***** Source passage

# Seizures in cocker spaniel



## ThreeDogs94 (Apr 26, 2009)

My dog is six and started having seizures about a year ago. The vet doesn't seem concerned. He has had about five of them and he seems to just sort of flail around and drool and I hold hiim. The vet does not recommend medication. 

When I was growing up I had a wire-hair terrior who had seizures too. He lived to be fourteen.

What do you guys think? Should I ask for some tests.


----------



## Kathyy (Jun 15, 2008)

My spaniel mix had about 6 seizures between age 2-3 years of age. Then he had 2 in the same month when he was 4 years old. None since and he is 9 years old now. I didn't put him on medication or have testing done because he seized only every couple months. He was so nervous I think he put himself into seizures and has calmed down somewhat since then.


----------



## ThreeDogs94 (Apr 26, 2009)

Thanks for answering. My dog is nervous too. I don't want to put him on meds.


----------



## heidiann (Feb 3, 2008)

Generally vets don't recommend medications unless the dog has had multiple seizures within a 24 hour period (or clusters), or multiple seizures within a 30 day time frame.

**********
***** Provided information

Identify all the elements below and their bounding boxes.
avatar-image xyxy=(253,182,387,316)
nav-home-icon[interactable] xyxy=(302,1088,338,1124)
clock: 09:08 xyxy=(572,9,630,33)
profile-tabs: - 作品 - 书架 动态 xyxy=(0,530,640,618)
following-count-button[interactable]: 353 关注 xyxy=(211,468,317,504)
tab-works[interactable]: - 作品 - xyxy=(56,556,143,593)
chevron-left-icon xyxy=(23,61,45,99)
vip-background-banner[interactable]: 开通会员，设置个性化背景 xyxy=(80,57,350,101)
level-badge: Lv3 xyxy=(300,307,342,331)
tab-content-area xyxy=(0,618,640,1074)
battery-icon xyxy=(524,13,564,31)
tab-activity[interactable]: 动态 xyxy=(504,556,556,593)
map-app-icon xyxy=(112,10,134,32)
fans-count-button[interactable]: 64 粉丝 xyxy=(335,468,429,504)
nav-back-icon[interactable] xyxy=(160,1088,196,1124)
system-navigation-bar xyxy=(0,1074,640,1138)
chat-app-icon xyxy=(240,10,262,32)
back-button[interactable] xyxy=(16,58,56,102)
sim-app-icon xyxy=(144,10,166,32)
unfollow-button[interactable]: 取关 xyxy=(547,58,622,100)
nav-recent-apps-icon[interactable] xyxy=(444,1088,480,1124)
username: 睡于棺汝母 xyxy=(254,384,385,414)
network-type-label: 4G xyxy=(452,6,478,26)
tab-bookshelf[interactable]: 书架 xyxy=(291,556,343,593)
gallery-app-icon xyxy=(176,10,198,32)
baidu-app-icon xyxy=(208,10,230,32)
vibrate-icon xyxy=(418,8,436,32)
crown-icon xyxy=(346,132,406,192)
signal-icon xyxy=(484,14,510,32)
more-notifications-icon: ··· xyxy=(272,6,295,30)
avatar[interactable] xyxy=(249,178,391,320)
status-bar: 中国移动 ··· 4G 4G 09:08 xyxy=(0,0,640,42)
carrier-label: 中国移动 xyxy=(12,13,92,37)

**********

• **What the task requires**: Continue the forum thread about seizures in a cocker spaniel, starting right after heidiann's point about when vets recommend medication.

• **Exercise answer**:
We waited until after Topaz had 5 seizures (3 in one month) to start giving him medication. He was also 2 at the time. 

He's on both Phenobarbitol and Potassium Bromide and we have pretty good control over his seizures. We changed his diet as well, from kibble to raw to rule out food as a trigger for the seizures. 

The tests that you could get done are Thyroid 6 panel and neurological testing, but they can be expensive. 

You could take the dog to a different vet to get another opinion, esp if he has any more seizures. We ended up switching vets because the first vet we went wanted to put him on meds right away and I wanted to wait and see. Some dogs have one seizure and then never have them again!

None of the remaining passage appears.